Who’s interests do such classifications serve ? Hunwick is of the view that the study of black Africans in the Mediterranean world, including the northern Ottoman area, belongs to both African Studies and Middle Eastern Studies and that these studies belong to larger study areas such as global history, comparative slavery and African Diaspora studies. Powell affirms the findings of Hunwick (Hunwick and Powell 2007, xxv ) referring to:-
‘…racial differentiation in the Arab world that trace back to the early medieval period, which imbued black Africans with certain unalterable characteristics that rendered them ‘suitable’ to enslavement’.
Such views persist in the Arab world today. The Abolitionist Movement was not well received in the Islamic world and was seen as an intrusion into Arab cultural affairs, especially in the volatile climate of the Arabo-Israel confrontation. Powell goes on to state that from Mauritania to Sudan to the Gulf states, the legacy of slavery lives and many cases of slavery continue to be documented. Such national characteristics do not meet with the aspirations of Africans for genuinely civil societies, based on mutual respect and peaceful cohabitation.
SLAVERY
Sudan originally extended from the Red Sea to the Atlantic. It’s location on the Nile meant that it impacted the first advanced civilization with western outreach of homo sapiens sapiens, which was Egypt, which drew its culture and ideas from the African hinterland (Chami 2006 ). Sudan had its black African advanced cultures, predating Egypt, such as Kush and Naphata, which bequeathed us their Pyramids, which remain visible in the sands of north-east Sudan today. Chancellor Williams (Williams 1976) identifies some nine periods in the history of north-east Africa, where the earliest civilizations centered around the capital cities of Naphata and Meroe in present day Sudan, their cultures spreading northwards to the Nile delta, when north-east Africa was peopled by black Africans, with people he refers to as white Asians entering later, occupying Lower Egypt and north eastern Ethiopia. This, in his view, marks the date of the beginning of the falsification, by writers, of the contribution of black Africa to civilization.
One of the consequences of the arrival of the Asians in north Africa was to push, more and more, the black people away from the coast into the interior. The traffic of black women in slavery northwards, gave rise to a new type of Afro-Asian, who due to their estrangement with their African Mothers came to be called Egyptians, Arabs and Moors, depending on where they lived in north Africa. This lead to the enslavement of Africans deeper into black Africa, which falls into William’s third period of the black history of Egypt, beginning in the Seventh Dynasty 2181 (BC), which lead to the Arab invasion and the destruction of black civilization. Nyaba ( Nyaba 2002 ) dates the Arab conquest of Egypt at 640AD.

> REQUIRED TASKS:
1. According to the excerpt on slavery and the Arab world, why was the Abolitionist Movement poorly received in the Islamic world? Answer in one to three sentences.
2. From the excerpt on slavery and the Arab world, print the text starting at "One of the consequences" and ending at "Egypt at 640AD.".

> DATASET EXTRACT:
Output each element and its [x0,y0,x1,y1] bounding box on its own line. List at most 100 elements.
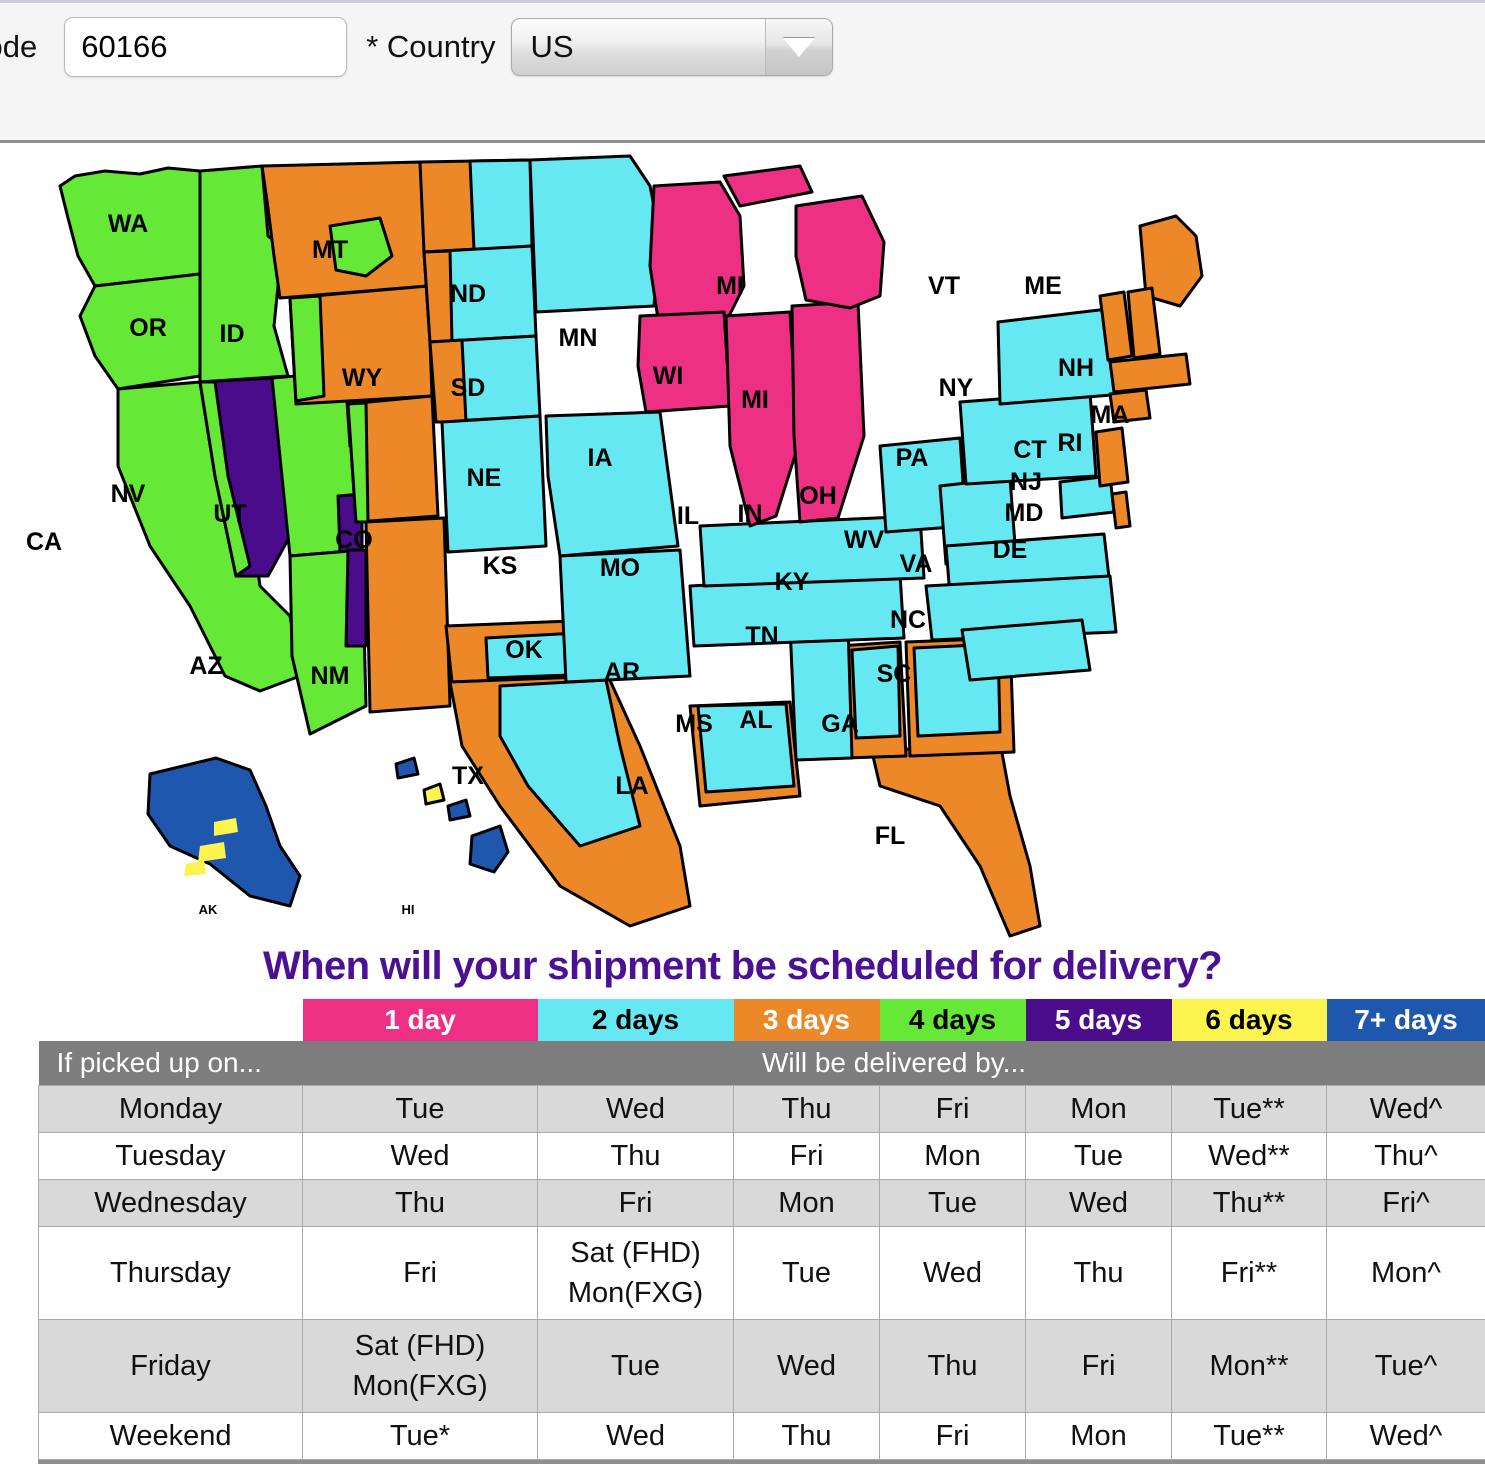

> TASK-BY-TASK OUTPUTS:
1. The Islamic world saw the Abolitionist Movement as an intrusion into Arab cultural affairs. This was especially so in the volatile climate of the Arabo-Israel confrontation.

2.
One of the consequences of the arrival of the Asians in north Africa was to push, more and more, the black people away from the coast into the interior. The traffic of black women in slavery northwards, gave rise to a new type of Afro-Asian, who due to their estrangement with their African Mothers came to be called Egyptians, Arabs and Moors, depending on where they lived in north Africa. This lead to the enslavement of Africans deeper into black Africa, which falls into William’s third period of the black history of Egypt, beginning in the Seventh Dynasty 2181 (BC), which lead to the Arab invasion and the destruction of black civilization. Nyaba ( Nyaba 2002 ) dates the Arab conquest of Egypt at 640AD.